(Items from a figure collection)
--- start ---

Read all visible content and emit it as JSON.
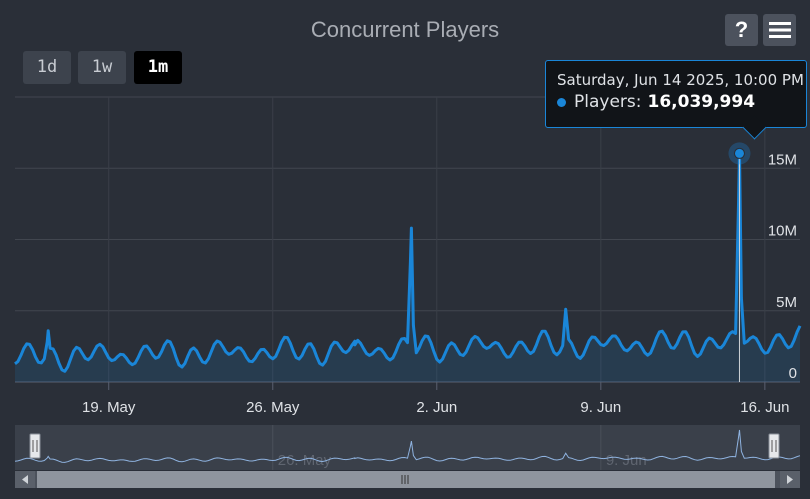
{
  "header": {
    "title": "Concurrent Players",
    "ranges": [
      "1d",
      "1w",
      "1m"
    ],
    "active_range": "1m",
    "help_label": "?",
    "menu_icon": "hamburger-icon"
  },
  "tooltip": {
    "date": "Saturday, Jun 14 2025, 10:00 PM",
    "series_label": "Players:",
    "value": "16,039,994"
  },
  "colors": {
    "line": "#1a86d8",
    "background": "#2a2f38",
    "navigator_line": "#8fb3e0"
  },
  "chart_data": {
    "type": "line",
    "title": "Concurrent Players",
    "series": [
      {
        "name": "Players"
      }
    ],
    "x_start": "2025-05-15",
    "x_end": "2025-06-16",
    "ylim": [
      0,
      20000000
    ],
    "y_ticks": [
      "0",
      "5M",
      "10M",
      "15M"
    ],
    "x_ticks": [
      "19. May",
      "26. May",
      "2. Jun",
      "9. Jun",
      "16. Jun"
    ],
    "navigator_labels": [
      "26. May",
      "9. Jun"
    ],
    "grid": true,
    "spikes": [
      {
        "date": "2025-05-16 10:00",
        "value": 3600000
      },
      {
        "date": "2025-05-29 12:00",
        "value": 2600000
      },
      {
        "date": "2025-05-31 22:00",
        "value": 10800000
      },
      {
        "date": "2025-06-07 12:00",
        "value": 5100000
      },
      {
        "date": "2025-06-14 22:00",
        "value": 16039994
      }
    ]
  }
}
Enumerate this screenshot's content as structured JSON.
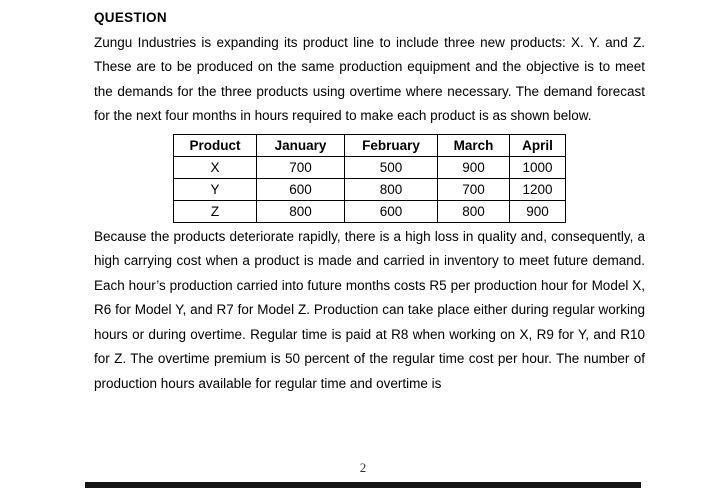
{
  "page": {
    "heading": "QUESTION",
    "paragraph_intro": "Zungu Industries is expanding its product line to include three new products: X. Y. and Z. These are to be produced on the same production equipment and the objective is to meet the demands for the three products using overtime where necessary. The demand forecast for the next four months in hours required to make each product is as shown below.",
    "paragraph_body": "Because the products deteriorate rapidly, there is a high loss in quality and, consequently, a high carrying cost when a product is made and carried in inventory to meet future demand. Each hour’s production carried into future months costs R5 per production hour for Model X, R6 for Model Y, and R7 for Model Z. Production can take place either during regular working hours or during overtime. Regular time is paid at R8 when working on X, R9 for Y, and R10 for Z. The overtime premium is 50 percent of the regular time cost per hour. The number of production hours available for regular time and overtime is",
    "page_number": "2"
  },
  "table": {
    "headers": [
      "Product",
      "January",
      "February",
      "March",
      "April"
    ],
    "rows": [
      [
        "X",
        "700",
        "500",
        "900",
        "1000"
      ],
      [
        "Y",
        "600",
        "800",
        "700",
        "1200"
      ],
      [
        "Z",
        "800",
        "600",
        "800",
        "900"
      ]
    ]
  }
}
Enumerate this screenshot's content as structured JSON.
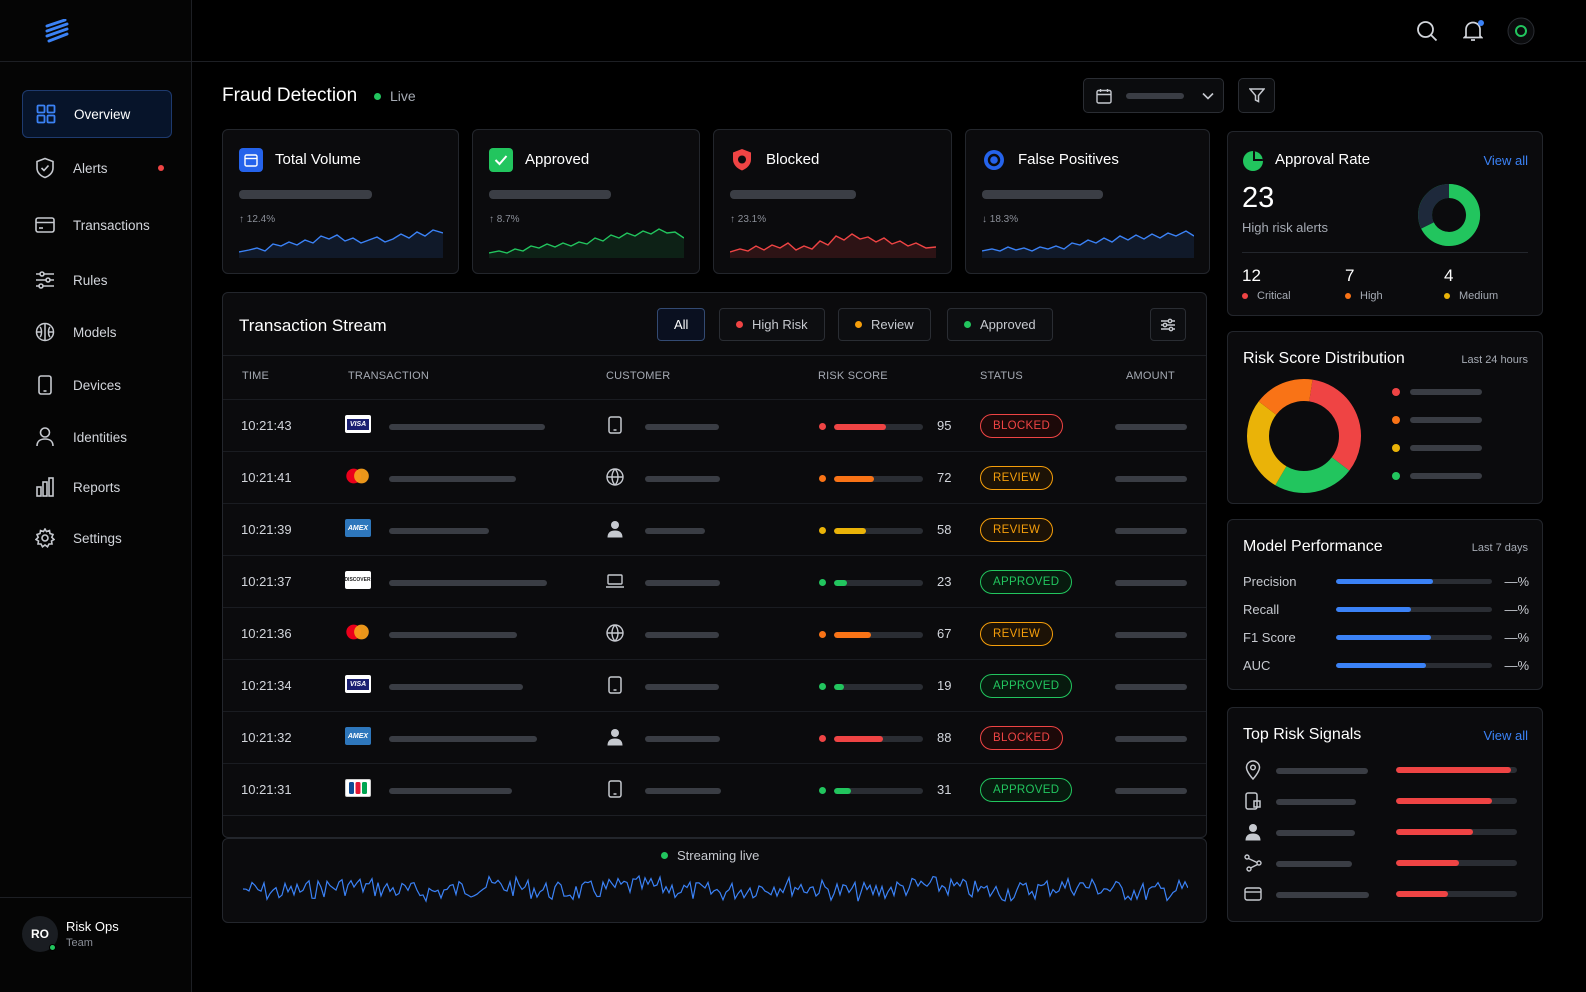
{
  "sidebar": {
    "items": [
      {
        "label": "Overview",
        "icon": "grid-icon",
        "active": true
      },
      {
        "label": "Alerts",
        "icon": "shield-icon",
        "badge": true
      },
      {
        "label": "Transactions",
        "icon": "credit-card-icon"
      },
      {
        "label": "Rules",
        "icon": "sliders-icon"
      },
      {
        "label": "Models",
        "icon": "brain-icon"
      },
      {
        "label": "Devices",
        "icon": "smartphone-icon"
      },
      {
        "label": "Identities",
        "icon": "user-icon"
      },
      {
        "label": "Reports",
        "icon": "bar-chart-icon"
      },
      {
        "label": "Settings",
        "icon": "gear-icon"
      }
    ],
    "user": {
      "initials": "RO",
      "name": "Risk Ops",
      "team": "Team"
    }
  },
  "header": {
    "title": "Fraud Detection",
    "status": "Live"
  },
  "stats": [
    {
      "title": "Total Volume",
      "change": "↑ 12.4%",
      "color": "#3b82f6"
    },
    {
      "title": "Approved",
      "change": "↑ 8.7%",
      "color": "#22c55e"
    },
    {
      "title": "Blocked",
      "change": "↑ 23.1%",
      "color": "#ef4444"
    },
    {
      "title": "False Positives",
      "change": "↓ 18.3%",
      "color": "#3b82f6"
    }
  ],
  "approval": {
    "title": "Approval Rate",
    "view_all": "View all",
    "value": "23",
    "label": "High risk alerts",
    "breakdown": [
      {
        "n": "12",
        "label": "Critical",
        "color": "#ef4444"
      },
      {
        "n": "7",
        "label": "High",
        "color": "#f97316"
      },
      {
        "n": "4",
        "label": "Medium",
        "color": "#eab308"
      }
    ]
  },
  "stream": {
    "title": "Transaction Stream",
    "filters": [
      {
        "label": "All",
        "active": true
      },
      {
        "label": "High Risk",
        "dot": "#ef4444"
      },
      {
        "label": "Review",
        "dot": "#f59e0b"
      },
      {
        "label": "Approved",
        "dot": "#22c55e"
      }
    ],
    "columns": [
      "TIME",
      "TRANSACTION",
      "CUSTOMER",
      "RISK SCORE",
      "STATUS",
      "AMOUNT"
    ],
    "rows": [
      {
        "time": "10:21:43",
        "card": "visa",
        "customer_icon": "smartphone-icon",
        "risk": 95,
        "status": "BLOCKED"
      },
      {
        "time": "10:21:41",
        "card": "mastercard",
        "customer_icon": "globe-icon",
        "risk": 72,
        "status": "REVIEW"
      },
      {
        "time": "10:21:39",
        "card": "amex",
        "customer_icon": "user-icon",
        "risk": 58,
        "status": "REVIEW"
      },
      {
        "time": "10:21:37",
        "card": "discover",
        "customer_icon": "laptop-icon",
        "risk": 23,
        "status": "APPROVED"
      },
      {
        "time": "10:21:36",
        "card": "mastercard",
        "customer_icon": "globe-icon",
        "risk": 67,
        "status": "REVIEW"
      },
      {
        "time": "10:21:34",
        "card": "visa",
        "customer_icon": "smartphone-icon",
        "risk": 19,
        "status": "APPROVED"
      },
      {
        "time": "10:21:32",
        "card": "amex",
        "customer_icon": "user-icon",
        "risk": 88,
        "status": "BLOCKED"
      },
      {
        "time": "10:21:31",
        "card": "jcb",
        "customer_icon": "smartphone-icon",
        "risk": 31,
        "status": "APPROVED"
      }
    ],
    "live_label": "Streaming live"
  },
  "risk_dist": {
    "title": "Risk Score Distribution",
    "subtitle": "Last 24 hours",
    "segments": [
      {
        "color": "#ef4444",
        "fraction": 0.33
      },
      {
        "color": "#22c55e",
        "fraction": 0.23
      },
      {
        "color": "#eab308",
        "fraction": 0.27
      },
      {
        "color": "#f97316",
        "fraction": 0.17
      }
    ]
  },
  "model_perf": {
    "title": "Model Performance",
    "subtitle": "Last 7 days",
    "metrics": [
      {
        "label": "Precision",
        "value": "—%",
        "level": 0.62
      },
      {
        "label": "Recall",
        "value": "—%",
        "level": 0.48
      },
      {
        "label": "F1 Score",
        "value": "—%",
        "level": 0.61
      },
      {
        "label": "AUC",
        "value": "—%",
        "level": 0.58
      }
    ]
  },
  "signals": {
    "title": "Top Risk Signals",
    "view_all": "View all",
    "items": [
      {
        "icon": "map-pin-icon",
        "level": 0.95
      },
      {
        "icon": "device-icon",
        "level": 0.79
      },
      {
        "icon": "user-icon",
        "level": 0.64
      },
      {
        "icon": "network-icon",
        "level": 0.52
      },
      {
        "icon": "credit-card-icon",
        "level": 0.43
      }
    ]
  },
  "colors": {
    "accent": "#3b82f6",
    "danger": "#ef4444",
    "warning": "#f59e0b",
    "success": "#22c55e"
  }
}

--- end ---

> **STATED PROBLEM**: Write out each line of the data exactly; the images should be left out.

> **FINISHED TASK**:
Read all visible content and emit it as JSON.
{
  "header": {
    "title": "Concurrent Players",
    "ranges": [
      "1d",
      "1w",
      "1m"
    ],
    "active_range": "1m",
    "help_label": "?",
    "menu_icon": "hamburger-icon"
  },
  "tooltip": {
    "date": "Saturday, Jun 14 2025, 10:00 PM",
    "series_label": "Players:",
    "value": "16,039,994"
  },
  "colors": {
    "line": "#1a86d8",
    "background": "#2a2f38",
    "navigator_line": "#8fb3e0"
  },
  "chart_data": {
    "type": "line",
    "title": "Concurrent Players",
    "series": [
      {
        "name": "Players"
      }
    ],
    "x_start": "2025-05-15",
    "x_end": "2025-06-16",
    "ylim": [
      0,
      20000000
    ],
    "y_ticks": [
      "0",
      "5M",
      "10M",
      "15M"
    ],
    "x_ticks": [
      "19. May",
      "26. May",
      "2. Jun",
      "9. Jun",
      "16. Jun"
    ],
    "navigator_labels": [
      "26. May",
      "9. Jun"
    ],
    "grid": true,
    "spikes": [
      {
        "date": "2025-05-16 10:00",
        "value": 3600000
      },
      {
        "date": "2025-05-29 12:00",
        "value": 2600000
      },
      {
        "date": "2025-05-31 22:00",
        "value": 10800000
      },
      {
        "date": "2025-06-07 12:00",
        "value": 5100000
      },
      {
        "date": "2025-06-14 22:00",
        "value": 16039994
      }
    ]
  }
}
Enumerate this screenshot's content as structured JSON.
{
  "page": {
    "heading": "QUESTION",
    "paragraph_intro": "Zungu Industries is expanding its product line to include three new products: X. Y. and Z. These are to be produced on the same production equipment and the objective is to meet the demands for the three products using overtime where necessary. The demand forecast for the next four months in hours required to make each product is as shown below.",
    "paragraph_body": "Because the products deteriorate rapidly, there is a high loss in quality and, consequently, a high carrying cost when a product is made and carried in inventory to meet future demand. Each hour’s production carried into future months costs R5 per production hour for Model X, R6 for Model Y, and R7 for Model Z. Production can take place either during regular working hours or during overtime. Regular time is paid at R8 when working on X, R9 for Y, and R10 for Z. The overtime premium is 50 percent of the regular time cost per hour. The number of production hours available for regular time and overtime is",
    "page_number": "2"
  },
  "table": {
    "headers": [
      "Product",
      "January",
      "February",
      "March",
      "April"
    ],
    "rows": [
      [
        "X",
        "700",
        "500",
        "900",
        "1000"
      ],
      [
        "Y",
        "600",
        "800",
        "700",
        "1200"
      ],
      [
        "Z",
        "800",
        "600",
        "800",
        "900"
      ]
    ]
  }
}
Enumerate this screenshot's content as structured JSON.
{
  "sidebar": {
    "items": [
      {
        "label": "Overview",
        "icon": "grid-icon",
        "active": true
      },
      {
        "label": "Alerts",
        "icon": "shield-icon",
        "badge": true
      },
      {
        "label": "Transactions",
        "icon": "credit-card-icon"
      },
      {
        "label": "Rules",
        "icon": "sliders-icon"
      },
      {
        "label": "Models",
        "icon": "brain-icon"
      },
      {
        "label": "Devices",
        "icon": "smartphone-icon"
      },
      {
        "label": "Identities",
        "icon": "user-icon"
      },
      {
        "label": "Reports",
        "icon": "bar-chart-icon"
      },
      {
        "label": "Settings",
        "icon": "gear-icon"
      }
    ],
    "user": {
      "initials": "RO",
      "name": "Risk Ops",
      "team": "Team"
    }
  },
  "header": {
    "title": "Fraud Detection",
    "status": "Live"
  },
  "stats": [
    {
      "title": "Total Volume",
      "change": "↑ 12.4%",
      "color": "#3b82f6"
    },
    {
      "title": "Approved",
      "change": "↑ 8.7%",
      "color": "#22c55e"
    },
    {
      "title": "Blocked",
      "change": "↑ 23.1%",
      "color": "#ef4444"
    },
    {
      "title": "False Positives",
      "change": "↓ 18.3%",
      "color": "#3b82f6"
    }
  ],
  "approval": {
    "title": "Approval Rate",
    "view_all": "View all",
    "value": "23",
    "label": "High risk alerts",
    "breakdown": [
      {
        "n": "12",
        "label": "Critical",
        "color": "#ef4444"
      },
      {
        "n": "7",
        "label": "High",
        "color": "#f97316"
      },
      {
        "n": "4",
        "label": "Medium",
        "color": "#eab308"
      }
    ]
  },
  "stream": {
    "title": "Transaction Stream",
    "filters": [
      {
        "label": "All",
        "active": true
      },
      {
        "label": "High Risk",
        "dot": "#ef4444"
      },
      {
        "label": "Review",
        "dot": "#f59e0b"
      },
      {
        "label": "Approved",
        "dot": "#22c55e"
      }
    ],
    "columns": [
      "TIME",
      "TRANSACTION",
      "CUSTOMER",
      "RISK SCORE",
      "STATUS",
      "AMOUNT"
    ],
    "rows": [
      {
        "time": "10:21:43",
        "card": "visa",
        "customer_icon": "smartphone-icon",
        "risk": 95,
        "status": "BLOCKED"
      },
      {
        "time": "10:21:41",
        "card": "mastercard",
        "customer_icon": "globe-icon",
        "risk": 72,
        "status": "REVIEW"
      },
      {
        "time": "10:21:39",
        "card": "amex",
        "customer_icon": "user-icon",
        "risk": 58,
        "status": "REVIEW"
      },
      {
        "time": "10:21:37",
        "card": "discover",
        "customer_icon": "laptop-icon",
        "risk": 23,
        "status": "APPROVED"
      },
      {
        "time": "10:21:36",
        "card": "mastercard",
        "customer_icon": "globe-icon",
        "risk": 67,
        "status": "REVIEW"
      },
      {
        "time": "10:21:34",
        "card": "visa",
        "customer_icon": "smartphone-icon",
        "risk": 19,
        "status": "APPROVED"
      },
      {
        "time": "10:21:32",
        "card": "amex",
        "customer_icon": "user-icon",
        "risk": 88,
        "status": "BLOCKED"
      },
      {
        "time": "10:21:31",
        "card": "jcb",
        "customer_icon": "smartphone-icon",
        "risk": 31,
        "status": "APPROVED"
      }
    ],
    "live_label": "Streaming live"
  },
  "risk_dist": {
    "title": "Risk Score Distribution",
    "subtitle": "Last 24 hours",
    "segments": [
      {
        "color": "#ef4444",
        "fraction": 0.33
      },
      {
        "color": "#22c55e",
        "fraction": 0.23
      },
      {
        "color": "#eab308",
        "fraction": 0.27
      },
      {
        "color": "#f97316",
        "fraction": 0.17
      }
    ]
  },
  "model_perf": {
    "title": "Model Performance",
    "subtitle": "Last 7 days",
    "metrics": [
      {
        "label": "Precision",
        "value": "—%",
        "level": 0.62
      },
      {
        "label": "Recall",
        "value": "—%",
        "level": 0.48
      },
      {
        "label": "F1 Score",
        "value": "—%",
        "level": 0.61
      },
      {
        "label": "AUC",
        "value": "—%",
        "level": 0.58
      }
    ]
  },
  "signals": {
    "title": "Top Risk Signals",
    "view_all": "View all",
    "items": [
      {
        "icon": "map-pin-icon",
        "level": 0.95
      },
      {
        "icon": "device-icon",
        "level": 0.79
      },
      {
        "icon": "user-icon",
        "level": 0.64
      },
      {
        "icon": "network-icon",
        "level": 0.52
      },
      {
        "icon": "credit-card-icon",
        "level": 0.43
      }
    ]
  },
  "colors": {
    "accent": "#3b82f6",
    "danger": "#ef4444",
    "warning": "#f59e0b",
    "success": "#22c55e"
  }
}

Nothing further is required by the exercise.